◆ DIRECTION ◆
Find the string "source" in the listing and report every line that has it.

◆ EXTRACTED RECORDS ◆
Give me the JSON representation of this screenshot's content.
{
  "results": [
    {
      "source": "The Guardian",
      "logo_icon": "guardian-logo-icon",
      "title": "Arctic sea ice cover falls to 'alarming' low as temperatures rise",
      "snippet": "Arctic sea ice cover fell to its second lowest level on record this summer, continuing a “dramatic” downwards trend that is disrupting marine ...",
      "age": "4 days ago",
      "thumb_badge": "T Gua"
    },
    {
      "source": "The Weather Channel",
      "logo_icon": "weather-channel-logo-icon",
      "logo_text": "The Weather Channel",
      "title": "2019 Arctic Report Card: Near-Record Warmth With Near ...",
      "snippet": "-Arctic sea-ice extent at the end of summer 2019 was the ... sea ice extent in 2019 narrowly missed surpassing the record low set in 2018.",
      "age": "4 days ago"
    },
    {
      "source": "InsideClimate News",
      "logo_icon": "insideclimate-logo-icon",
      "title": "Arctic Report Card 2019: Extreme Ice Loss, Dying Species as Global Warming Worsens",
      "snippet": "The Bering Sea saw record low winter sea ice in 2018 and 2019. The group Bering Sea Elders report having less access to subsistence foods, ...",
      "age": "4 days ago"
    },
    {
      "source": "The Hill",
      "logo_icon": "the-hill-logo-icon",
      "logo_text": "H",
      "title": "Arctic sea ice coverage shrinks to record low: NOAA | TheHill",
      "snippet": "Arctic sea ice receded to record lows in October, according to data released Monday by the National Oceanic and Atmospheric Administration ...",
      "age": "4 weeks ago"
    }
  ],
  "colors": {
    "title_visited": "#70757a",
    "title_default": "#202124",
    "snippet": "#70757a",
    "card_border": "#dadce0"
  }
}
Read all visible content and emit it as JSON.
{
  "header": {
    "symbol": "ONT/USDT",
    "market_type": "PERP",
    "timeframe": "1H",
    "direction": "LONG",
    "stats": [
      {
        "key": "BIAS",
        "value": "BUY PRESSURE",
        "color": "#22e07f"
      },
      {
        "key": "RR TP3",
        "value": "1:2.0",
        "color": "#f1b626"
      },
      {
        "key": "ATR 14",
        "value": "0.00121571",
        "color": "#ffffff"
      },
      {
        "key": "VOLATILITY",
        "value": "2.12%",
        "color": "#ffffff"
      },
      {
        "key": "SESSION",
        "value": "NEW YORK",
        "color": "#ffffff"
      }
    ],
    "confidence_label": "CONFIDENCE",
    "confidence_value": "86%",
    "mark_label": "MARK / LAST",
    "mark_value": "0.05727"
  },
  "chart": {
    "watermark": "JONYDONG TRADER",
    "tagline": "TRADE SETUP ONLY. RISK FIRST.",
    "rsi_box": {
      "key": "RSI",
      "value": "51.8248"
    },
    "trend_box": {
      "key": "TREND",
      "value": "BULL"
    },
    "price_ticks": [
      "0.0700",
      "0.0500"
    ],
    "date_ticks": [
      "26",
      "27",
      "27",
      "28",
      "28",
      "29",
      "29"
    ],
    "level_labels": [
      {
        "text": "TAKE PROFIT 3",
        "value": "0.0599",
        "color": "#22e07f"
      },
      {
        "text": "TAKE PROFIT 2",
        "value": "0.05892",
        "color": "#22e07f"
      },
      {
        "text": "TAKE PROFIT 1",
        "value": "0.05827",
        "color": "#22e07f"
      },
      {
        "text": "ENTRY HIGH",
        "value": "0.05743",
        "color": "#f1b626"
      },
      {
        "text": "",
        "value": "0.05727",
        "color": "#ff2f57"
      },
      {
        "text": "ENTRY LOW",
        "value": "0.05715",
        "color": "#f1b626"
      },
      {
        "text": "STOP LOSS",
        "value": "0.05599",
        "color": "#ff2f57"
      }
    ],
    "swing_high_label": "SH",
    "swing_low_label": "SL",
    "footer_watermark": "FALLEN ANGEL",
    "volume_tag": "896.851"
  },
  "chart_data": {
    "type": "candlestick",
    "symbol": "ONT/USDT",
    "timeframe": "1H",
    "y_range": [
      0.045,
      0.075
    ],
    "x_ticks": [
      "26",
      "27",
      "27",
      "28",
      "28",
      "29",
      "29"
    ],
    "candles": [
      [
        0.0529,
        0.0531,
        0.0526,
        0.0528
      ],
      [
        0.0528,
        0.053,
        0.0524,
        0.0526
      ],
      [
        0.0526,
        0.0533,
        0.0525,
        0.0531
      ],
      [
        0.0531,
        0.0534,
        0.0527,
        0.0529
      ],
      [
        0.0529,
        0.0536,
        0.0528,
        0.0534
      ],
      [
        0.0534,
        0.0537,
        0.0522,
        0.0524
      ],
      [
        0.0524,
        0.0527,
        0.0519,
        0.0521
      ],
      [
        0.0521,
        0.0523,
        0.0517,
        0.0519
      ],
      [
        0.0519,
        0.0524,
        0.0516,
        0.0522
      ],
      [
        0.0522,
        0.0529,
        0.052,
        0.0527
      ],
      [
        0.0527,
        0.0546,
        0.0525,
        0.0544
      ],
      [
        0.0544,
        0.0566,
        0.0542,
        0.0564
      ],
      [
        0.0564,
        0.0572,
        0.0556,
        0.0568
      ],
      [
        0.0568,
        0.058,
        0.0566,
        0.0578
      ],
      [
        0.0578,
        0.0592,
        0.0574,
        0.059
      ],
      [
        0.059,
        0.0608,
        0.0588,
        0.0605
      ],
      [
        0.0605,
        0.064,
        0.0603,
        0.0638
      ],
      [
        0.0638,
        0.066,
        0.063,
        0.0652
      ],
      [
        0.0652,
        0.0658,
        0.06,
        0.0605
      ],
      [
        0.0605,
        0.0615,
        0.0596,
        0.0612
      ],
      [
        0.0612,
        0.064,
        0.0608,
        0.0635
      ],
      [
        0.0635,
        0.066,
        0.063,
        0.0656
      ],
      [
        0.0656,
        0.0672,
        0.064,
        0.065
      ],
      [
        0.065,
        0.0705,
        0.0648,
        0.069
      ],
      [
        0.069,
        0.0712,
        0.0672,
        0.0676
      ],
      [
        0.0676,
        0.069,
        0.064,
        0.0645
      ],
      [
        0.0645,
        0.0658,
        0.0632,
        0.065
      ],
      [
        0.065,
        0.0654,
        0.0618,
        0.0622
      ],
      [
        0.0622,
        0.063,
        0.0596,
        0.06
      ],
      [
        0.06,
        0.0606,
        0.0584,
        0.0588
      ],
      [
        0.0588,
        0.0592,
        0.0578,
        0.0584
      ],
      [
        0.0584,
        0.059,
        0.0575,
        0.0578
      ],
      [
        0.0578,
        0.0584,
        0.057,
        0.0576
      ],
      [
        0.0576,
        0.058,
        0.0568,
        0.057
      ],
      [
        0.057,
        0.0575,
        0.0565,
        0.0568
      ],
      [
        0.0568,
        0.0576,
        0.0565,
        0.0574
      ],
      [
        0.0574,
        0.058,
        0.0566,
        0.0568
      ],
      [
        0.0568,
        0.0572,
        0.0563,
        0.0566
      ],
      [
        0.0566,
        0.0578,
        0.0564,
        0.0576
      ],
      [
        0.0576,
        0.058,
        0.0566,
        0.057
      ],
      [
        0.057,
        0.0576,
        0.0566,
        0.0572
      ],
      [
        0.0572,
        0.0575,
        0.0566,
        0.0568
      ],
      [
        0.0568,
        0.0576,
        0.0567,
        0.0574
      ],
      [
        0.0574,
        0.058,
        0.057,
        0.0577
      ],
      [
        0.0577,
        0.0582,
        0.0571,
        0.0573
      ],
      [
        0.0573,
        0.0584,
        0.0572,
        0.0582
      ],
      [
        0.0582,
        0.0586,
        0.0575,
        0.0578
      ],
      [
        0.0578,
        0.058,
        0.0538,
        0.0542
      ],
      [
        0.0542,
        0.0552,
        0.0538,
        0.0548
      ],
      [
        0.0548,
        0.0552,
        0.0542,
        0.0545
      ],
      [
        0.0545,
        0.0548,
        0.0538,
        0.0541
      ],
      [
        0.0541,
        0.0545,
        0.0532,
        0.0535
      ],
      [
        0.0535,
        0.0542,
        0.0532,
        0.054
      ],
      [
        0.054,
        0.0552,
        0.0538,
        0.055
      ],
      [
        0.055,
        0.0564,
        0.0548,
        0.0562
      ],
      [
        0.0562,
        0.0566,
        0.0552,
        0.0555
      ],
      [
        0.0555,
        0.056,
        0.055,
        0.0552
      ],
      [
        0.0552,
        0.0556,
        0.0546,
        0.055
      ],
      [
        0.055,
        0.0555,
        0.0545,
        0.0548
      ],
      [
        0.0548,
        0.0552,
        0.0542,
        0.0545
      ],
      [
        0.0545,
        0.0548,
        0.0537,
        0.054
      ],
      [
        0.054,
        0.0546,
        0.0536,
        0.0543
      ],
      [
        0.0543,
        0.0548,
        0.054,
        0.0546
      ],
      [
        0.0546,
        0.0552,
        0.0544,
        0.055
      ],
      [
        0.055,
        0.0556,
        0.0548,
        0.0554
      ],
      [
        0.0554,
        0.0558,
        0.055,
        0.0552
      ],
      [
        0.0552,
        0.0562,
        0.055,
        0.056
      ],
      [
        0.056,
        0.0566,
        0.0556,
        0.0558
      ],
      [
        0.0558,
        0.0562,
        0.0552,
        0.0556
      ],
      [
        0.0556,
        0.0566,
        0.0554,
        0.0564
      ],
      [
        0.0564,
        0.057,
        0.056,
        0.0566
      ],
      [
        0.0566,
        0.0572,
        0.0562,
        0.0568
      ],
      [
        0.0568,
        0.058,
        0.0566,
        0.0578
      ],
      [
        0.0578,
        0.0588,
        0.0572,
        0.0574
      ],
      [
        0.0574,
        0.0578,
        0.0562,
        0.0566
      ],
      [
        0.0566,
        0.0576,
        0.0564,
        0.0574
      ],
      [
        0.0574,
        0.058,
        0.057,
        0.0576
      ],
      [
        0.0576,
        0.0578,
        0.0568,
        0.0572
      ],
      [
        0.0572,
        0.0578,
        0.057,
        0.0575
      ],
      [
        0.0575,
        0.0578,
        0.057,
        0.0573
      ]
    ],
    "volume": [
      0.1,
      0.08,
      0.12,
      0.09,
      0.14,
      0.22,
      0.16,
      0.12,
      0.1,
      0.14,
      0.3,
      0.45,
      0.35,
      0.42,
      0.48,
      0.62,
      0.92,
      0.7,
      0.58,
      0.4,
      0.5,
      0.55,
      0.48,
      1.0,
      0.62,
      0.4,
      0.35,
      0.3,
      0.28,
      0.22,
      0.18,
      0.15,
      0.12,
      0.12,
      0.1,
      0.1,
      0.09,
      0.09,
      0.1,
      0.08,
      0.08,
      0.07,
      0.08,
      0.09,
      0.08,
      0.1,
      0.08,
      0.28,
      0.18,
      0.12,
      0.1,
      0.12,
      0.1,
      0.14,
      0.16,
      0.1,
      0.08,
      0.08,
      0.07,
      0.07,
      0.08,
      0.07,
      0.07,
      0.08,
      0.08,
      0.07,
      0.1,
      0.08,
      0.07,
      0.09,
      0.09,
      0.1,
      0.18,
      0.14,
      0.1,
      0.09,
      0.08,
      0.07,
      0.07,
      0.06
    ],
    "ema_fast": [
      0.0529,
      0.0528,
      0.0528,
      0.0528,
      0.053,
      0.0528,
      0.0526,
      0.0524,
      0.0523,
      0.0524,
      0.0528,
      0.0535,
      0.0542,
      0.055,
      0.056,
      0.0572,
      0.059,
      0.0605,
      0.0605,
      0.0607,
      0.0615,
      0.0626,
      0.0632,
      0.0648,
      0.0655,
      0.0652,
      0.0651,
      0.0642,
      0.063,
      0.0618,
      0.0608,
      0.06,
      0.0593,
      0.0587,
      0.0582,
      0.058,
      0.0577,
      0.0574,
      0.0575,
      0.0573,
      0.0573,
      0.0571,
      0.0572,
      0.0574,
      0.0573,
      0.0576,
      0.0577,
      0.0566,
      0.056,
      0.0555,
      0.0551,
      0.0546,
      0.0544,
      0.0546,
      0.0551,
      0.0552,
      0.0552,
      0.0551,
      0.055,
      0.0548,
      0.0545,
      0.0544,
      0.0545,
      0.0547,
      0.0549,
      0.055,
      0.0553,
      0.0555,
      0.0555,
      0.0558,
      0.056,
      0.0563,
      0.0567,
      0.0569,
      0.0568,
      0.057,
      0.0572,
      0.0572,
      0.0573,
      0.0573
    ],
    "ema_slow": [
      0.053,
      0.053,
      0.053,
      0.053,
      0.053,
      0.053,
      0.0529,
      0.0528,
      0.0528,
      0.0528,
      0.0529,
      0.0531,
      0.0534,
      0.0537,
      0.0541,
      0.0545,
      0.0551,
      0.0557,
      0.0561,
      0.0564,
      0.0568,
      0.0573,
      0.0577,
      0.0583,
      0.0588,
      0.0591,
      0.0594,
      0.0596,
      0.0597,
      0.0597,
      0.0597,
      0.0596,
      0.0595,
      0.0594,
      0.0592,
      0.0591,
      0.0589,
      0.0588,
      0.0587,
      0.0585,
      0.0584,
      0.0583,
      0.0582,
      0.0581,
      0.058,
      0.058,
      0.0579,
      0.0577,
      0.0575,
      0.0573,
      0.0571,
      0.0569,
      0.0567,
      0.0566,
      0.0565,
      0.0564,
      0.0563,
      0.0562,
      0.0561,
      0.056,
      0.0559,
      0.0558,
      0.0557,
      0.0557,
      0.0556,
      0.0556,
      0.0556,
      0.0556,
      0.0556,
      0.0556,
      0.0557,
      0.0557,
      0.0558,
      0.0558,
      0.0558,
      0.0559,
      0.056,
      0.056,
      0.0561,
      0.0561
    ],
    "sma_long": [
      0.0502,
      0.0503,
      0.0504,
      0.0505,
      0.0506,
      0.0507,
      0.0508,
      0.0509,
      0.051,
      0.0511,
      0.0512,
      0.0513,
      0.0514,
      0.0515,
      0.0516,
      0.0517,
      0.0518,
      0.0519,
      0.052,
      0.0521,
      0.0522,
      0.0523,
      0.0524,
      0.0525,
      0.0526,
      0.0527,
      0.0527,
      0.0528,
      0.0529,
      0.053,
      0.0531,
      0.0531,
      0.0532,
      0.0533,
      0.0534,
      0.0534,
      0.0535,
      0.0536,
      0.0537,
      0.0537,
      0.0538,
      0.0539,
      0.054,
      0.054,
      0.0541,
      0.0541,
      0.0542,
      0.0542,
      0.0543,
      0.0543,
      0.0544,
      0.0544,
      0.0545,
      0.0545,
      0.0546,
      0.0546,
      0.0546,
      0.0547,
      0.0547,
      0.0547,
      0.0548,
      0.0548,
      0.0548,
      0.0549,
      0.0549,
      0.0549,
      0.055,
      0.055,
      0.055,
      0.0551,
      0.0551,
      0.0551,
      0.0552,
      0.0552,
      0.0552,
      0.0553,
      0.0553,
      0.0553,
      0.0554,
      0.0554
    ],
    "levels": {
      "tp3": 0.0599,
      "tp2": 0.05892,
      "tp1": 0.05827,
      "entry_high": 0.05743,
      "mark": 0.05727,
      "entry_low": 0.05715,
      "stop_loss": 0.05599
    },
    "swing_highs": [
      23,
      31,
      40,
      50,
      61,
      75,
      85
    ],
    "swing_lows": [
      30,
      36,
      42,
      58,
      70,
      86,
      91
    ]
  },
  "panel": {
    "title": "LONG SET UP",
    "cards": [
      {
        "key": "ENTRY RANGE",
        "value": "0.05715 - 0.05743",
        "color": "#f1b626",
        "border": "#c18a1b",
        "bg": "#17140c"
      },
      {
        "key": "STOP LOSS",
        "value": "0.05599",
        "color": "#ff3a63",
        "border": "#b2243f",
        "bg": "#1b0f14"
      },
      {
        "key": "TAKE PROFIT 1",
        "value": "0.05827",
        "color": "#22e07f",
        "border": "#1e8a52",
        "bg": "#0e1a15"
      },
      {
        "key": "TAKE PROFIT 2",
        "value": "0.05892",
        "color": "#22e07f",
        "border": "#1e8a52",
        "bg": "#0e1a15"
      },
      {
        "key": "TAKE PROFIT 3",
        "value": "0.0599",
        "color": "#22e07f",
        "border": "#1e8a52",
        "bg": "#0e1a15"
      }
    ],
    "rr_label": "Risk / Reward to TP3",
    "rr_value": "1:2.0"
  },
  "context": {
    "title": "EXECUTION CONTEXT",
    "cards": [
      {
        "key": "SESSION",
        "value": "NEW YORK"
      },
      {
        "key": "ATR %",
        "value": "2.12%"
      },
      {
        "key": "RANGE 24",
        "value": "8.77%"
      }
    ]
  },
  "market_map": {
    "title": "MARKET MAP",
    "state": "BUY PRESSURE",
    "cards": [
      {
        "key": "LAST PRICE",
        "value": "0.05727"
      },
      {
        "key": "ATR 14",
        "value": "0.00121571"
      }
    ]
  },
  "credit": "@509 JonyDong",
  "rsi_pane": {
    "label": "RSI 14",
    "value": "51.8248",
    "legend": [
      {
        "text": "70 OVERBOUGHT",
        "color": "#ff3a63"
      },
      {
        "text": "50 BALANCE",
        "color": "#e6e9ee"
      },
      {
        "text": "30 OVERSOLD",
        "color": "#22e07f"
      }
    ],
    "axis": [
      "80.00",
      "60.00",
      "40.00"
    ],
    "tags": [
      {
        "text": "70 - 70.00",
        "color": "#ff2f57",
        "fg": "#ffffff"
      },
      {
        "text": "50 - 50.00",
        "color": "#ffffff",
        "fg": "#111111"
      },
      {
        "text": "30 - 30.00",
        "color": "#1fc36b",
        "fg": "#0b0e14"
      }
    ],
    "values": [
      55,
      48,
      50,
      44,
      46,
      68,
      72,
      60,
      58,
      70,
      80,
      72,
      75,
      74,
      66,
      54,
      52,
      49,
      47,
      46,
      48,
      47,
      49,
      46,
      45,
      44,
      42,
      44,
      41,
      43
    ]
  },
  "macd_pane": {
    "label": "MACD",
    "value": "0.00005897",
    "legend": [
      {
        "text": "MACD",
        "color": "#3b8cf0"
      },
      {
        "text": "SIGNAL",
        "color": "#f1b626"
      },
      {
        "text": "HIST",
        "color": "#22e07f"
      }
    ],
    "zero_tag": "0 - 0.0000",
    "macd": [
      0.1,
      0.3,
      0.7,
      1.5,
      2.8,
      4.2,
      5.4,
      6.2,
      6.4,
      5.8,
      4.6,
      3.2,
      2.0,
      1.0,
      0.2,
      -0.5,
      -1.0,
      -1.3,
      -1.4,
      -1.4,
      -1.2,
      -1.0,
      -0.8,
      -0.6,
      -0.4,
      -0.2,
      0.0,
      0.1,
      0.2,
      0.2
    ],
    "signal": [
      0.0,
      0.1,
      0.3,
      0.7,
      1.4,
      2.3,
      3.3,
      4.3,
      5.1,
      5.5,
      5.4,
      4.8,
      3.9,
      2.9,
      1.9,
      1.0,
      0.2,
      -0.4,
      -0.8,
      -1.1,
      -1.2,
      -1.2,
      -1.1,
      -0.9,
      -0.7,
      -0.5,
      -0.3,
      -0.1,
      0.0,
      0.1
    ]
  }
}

◆ TASK RESULT ◆
      "source": "The Guardian",
      "source": "The Weather Channel",
      "source": "InsideClimate News",
      "source": "The Hill",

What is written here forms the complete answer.